##### RECORD EXTRACTS

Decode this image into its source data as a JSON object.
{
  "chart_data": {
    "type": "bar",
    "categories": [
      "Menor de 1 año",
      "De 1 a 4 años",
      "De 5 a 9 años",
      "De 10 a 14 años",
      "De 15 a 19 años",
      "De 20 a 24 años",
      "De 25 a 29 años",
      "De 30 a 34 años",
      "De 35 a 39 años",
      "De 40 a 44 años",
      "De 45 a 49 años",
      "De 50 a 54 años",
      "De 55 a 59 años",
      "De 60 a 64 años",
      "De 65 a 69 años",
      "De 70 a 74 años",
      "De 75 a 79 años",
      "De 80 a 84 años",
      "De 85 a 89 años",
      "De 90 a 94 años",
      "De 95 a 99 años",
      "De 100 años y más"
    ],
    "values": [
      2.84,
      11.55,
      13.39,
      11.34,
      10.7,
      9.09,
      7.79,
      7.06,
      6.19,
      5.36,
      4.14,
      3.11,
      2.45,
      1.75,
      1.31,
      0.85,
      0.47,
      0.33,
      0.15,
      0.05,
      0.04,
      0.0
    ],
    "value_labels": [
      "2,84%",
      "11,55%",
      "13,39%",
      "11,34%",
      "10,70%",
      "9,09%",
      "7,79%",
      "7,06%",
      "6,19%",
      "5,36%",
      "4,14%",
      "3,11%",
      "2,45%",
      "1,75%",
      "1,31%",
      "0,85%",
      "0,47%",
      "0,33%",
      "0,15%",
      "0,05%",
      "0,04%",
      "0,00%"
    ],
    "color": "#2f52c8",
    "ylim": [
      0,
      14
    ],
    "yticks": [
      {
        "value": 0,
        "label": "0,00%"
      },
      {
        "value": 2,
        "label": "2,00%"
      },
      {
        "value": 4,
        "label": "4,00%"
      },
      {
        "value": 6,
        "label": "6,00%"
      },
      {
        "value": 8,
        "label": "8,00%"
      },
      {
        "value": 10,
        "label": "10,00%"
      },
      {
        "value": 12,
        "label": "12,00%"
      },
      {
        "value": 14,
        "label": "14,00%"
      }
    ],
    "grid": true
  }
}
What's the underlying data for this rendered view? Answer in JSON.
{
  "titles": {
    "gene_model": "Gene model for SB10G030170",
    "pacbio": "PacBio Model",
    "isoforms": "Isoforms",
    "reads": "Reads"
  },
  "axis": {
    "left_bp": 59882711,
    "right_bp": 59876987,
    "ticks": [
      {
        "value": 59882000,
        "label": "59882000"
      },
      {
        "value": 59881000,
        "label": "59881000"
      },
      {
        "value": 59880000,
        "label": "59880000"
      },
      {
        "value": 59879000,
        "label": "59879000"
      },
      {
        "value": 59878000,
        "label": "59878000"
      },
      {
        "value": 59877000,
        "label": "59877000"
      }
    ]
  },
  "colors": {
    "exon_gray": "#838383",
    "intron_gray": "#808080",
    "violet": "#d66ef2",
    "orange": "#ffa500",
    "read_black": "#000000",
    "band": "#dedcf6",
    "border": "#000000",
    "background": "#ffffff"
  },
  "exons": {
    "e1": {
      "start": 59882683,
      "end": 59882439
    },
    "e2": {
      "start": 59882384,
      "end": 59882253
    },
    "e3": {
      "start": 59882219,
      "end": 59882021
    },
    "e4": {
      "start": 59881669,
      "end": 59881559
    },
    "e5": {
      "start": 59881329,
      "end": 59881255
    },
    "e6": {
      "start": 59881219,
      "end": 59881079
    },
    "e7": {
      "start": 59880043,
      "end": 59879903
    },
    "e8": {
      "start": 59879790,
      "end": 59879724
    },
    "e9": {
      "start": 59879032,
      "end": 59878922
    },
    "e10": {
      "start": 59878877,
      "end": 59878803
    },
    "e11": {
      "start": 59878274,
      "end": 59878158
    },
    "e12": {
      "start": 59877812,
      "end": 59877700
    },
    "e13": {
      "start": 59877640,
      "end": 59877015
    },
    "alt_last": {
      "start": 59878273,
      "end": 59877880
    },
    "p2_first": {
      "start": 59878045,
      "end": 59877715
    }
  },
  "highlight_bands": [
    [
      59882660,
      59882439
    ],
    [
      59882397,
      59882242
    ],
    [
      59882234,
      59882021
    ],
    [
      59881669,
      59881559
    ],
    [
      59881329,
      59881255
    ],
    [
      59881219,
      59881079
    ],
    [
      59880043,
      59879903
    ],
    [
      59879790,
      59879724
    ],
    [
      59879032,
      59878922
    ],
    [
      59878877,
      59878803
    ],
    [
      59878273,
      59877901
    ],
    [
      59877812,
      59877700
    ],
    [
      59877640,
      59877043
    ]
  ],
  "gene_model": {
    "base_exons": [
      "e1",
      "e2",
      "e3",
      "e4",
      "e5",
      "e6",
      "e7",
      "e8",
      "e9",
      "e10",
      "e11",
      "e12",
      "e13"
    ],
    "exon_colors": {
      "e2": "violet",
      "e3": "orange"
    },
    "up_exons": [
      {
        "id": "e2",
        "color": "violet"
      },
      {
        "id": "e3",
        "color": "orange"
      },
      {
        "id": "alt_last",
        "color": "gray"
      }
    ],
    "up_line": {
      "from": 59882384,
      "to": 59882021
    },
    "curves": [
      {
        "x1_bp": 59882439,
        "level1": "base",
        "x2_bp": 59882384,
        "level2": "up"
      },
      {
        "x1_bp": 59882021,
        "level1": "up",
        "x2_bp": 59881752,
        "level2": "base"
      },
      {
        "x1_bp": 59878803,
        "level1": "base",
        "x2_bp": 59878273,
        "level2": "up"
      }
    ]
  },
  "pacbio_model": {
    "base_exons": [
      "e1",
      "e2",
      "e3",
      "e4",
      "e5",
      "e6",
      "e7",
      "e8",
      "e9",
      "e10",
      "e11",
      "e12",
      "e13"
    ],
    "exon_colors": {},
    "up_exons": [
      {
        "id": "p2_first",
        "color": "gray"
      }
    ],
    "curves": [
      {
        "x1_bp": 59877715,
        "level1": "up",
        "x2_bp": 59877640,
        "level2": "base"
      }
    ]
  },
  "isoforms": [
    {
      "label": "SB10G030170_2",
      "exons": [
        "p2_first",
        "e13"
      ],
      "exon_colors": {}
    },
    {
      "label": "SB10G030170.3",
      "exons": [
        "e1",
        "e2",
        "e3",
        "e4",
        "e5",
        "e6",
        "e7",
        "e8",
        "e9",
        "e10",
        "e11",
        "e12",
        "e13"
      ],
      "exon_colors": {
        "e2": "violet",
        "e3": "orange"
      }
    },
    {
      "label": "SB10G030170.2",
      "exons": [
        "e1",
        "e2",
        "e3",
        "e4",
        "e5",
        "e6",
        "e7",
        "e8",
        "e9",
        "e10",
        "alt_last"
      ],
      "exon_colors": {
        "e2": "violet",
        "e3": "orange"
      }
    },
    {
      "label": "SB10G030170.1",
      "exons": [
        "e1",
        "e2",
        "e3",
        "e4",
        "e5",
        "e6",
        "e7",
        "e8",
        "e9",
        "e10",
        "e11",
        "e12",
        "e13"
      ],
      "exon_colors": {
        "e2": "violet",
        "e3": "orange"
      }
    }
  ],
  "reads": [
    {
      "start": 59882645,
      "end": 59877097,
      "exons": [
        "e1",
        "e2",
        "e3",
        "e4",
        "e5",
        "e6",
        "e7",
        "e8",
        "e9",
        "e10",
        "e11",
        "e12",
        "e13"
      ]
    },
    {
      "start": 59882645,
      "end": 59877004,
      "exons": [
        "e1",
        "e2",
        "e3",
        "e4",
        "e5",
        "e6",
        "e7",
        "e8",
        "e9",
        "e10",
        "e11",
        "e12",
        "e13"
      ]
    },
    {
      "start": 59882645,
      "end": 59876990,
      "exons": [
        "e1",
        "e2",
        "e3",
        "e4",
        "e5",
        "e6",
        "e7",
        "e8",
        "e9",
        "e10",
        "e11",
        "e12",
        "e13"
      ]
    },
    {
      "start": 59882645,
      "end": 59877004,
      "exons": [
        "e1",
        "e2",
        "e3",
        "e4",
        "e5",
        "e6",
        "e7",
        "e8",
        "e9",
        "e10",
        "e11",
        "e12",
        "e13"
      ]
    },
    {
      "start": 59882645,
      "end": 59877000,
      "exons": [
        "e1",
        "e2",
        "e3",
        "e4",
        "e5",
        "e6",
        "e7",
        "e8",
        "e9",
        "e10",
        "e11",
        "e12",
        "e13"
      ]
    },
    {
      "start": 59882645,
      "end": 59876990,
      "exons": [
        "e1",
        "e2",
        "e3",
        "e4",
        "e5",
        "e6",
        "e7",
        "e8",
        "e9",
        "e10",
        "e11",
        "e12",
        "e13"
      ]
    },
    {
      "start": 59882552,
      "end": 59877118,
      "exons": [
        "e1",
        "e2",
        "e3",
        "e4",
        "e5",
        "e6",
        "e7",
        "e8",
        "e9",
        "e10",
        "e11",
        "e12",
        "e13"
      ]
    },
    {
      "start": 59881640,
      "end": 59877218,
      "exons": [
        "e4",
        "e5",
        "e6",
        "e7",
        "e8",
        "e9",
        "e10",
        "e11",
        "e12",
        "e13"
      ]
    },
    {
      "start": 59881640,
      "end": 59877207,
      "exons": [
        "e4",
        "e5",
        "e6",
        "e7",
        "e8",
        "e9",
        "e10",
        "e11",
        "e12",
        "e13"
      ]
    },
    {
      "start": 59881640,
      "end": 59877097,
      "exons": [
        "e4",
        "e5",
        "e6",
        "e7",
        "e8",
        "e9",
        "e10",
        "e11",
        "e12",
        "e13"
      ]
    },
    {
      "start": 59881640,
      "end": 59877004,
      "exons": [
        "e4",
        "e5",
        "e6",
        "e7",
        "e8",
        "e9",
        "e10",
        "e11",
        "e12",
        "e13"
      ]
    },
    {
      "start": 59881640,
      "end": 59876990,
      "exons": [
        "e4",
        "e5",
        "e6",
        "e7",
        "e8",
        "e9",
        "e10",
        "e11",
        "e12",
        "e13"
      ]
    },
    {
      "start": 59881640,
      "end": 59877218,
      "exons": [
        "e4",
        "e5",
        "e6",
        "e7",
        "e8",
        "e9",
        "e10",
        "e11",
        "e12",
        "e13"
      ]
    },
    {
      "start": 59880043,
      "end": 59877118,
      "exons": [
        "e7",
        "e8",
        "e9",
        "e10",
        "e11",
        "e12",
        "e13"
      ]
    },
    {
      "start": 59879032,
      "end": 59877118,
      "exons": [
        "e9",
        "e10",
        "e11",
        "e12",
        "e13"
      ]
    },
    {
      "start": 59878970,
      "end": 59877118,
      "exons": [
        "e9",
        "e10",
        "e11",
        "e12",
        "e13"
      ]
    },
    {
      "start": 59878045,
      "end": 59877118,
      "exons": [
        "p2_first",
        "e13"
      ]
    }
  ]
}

##########

PROBLEM STATEMENT:
The answer should be a single number: the count of lines in the data that include the string "JSON".

EXPECTED ANSWER:
2